[Dataset records]
[start]
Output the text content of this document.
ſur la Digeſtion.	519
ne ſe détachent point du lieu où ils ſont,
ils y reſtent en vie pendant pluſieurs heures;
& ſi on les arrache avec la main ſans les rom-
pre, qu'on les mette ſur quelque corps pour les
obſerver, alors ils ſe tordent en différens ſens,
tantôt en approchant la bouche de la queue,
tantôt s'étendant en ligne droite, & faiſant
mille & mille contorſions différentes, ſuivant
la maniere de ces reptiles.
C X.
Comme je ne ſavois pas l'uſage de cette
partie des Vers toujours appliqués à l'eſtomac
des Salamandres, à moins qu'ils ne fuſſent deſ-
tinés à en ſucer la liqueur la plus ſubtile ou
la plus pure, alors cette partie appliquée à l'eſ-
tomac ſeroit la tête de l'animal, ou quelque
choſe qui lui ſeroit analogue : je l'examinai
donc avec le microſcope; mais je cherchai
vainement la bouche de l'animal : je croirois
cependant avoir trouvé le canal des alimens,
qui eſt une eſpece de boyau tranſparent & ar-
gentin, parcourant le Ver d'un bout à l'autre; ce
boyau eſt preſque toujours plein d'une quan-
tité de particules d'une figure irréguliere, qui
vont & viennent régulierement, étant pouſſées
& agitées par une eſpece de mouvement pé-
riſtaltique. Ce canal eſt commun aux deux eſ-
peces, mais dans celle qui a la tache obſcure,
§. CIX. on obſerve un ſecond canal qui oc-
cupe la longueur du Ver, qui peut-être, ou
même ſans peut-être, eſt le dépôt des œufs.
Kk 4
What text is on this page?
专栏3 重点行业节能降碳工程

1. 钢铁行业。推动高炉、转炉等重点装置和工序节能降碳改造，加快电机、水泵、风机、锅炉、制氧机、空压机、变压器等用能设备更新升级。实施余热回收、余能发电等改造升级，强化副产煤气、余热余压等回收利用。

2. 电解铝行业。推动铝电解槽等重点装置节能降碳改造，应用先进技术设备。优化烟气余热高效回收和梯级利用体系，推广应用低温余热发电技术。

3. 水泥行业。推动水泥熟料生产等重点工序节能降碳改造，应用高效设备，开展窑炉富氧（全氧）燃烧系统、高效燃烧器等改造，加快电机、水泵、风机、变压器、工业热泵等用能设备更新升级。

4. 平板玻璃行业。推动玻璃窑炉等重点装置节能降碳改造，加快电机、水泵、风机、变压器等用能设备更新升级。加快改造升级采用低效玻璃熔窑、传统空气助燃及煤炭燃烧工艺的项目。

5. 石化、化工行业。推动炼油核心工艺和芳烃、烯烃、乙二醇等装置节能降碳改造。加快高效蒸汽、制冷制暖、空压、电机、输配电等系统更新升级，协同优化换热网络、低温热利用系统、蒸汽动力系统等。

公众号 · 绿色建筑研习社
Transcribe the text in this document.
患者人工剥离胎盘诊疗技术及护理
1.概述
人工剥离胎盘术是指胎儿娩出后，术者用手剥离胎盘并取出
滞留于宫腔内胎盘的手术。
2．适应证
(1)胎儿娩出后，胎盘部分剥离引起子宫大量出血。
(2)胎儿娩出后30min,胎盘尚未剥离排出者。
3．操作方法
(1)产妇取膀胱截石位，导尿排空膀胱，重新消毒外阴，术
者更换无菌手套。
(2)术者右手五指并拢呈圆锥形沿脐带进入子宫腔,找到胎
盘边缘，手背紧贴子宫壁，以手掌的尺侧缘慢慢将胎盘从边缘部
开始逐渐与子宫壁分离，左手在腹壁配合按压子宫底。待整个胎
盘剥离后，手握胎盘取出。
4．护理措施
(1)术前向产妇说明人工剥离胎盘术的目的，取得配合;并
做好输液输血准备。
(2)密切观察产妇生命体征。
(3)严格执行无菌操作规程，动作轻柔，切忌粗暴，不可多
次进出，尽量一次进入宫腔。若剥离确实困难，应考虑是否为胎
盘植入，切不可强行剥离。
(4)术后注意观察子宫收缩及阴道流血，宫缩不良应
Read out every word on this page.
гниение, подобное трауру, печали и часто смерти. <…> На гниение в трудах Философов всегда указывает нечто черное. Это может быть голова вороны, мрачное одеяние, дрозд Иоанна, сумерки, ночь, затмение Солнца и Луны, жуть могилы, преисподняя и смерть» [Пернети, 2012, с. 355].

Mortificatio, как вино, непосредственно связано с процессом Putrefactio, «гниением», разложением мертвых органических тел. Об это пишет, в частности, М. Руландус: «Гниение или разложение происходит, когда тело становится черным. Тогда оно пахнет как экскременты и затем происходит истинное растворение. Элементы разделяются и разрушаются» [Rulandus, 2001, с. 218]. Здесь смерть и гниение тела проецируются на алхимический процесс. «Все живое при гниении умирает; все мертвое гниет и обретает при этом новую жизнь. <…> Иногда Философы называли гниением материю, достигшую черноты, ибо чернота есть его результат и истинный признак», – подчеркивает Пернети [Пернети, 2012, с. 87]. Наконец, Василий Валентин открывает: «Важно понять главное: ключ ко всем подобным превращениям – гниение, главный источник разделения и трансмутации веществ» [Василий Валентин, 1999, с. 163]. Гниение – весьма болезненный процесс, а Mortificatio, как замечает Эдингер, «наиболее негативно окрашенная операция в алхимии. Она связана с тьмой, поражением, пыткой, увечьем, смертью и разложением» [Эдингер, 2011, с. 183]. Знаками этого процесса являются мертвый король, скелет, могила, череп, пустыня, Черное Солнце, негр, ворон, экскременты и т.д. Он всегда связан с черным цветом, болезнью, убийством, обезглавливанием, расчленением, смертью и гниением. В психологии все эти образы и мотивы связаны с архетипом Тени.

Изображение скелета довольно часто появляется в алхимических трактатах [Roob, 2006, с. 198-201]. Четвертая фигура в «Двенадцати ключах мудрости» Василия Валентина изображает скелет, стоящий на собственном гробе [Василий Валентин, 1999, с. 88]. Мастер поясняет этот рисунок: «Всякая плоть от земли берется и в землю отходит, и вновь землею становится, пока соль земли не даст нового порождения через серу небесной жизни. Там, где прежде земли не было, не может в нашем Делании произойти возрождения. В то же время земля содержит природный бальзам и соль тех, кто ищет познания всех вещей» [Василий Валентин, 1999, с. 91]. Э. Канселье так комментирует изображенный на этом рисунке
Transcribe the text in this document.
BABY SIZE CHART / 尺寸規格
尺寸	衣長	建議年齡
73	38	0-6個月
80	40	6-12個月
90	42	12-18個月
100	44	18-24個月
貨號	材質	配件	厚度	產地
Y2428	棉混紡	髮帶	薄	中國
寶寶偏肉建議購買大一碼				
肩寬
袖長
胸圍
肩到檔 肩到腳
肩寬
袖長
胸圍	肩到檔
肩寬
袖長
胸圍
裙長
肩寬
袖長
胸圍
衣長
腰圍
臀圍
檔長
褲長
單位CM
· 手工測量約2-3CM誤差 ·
[end]
> Task brief
Collect each line of the entries that has the word "animal", copying it in full.

> Correct output
tomac ſeroit la tête de l'animal, ou quelque
vainement la bouche de l'animal : je croirois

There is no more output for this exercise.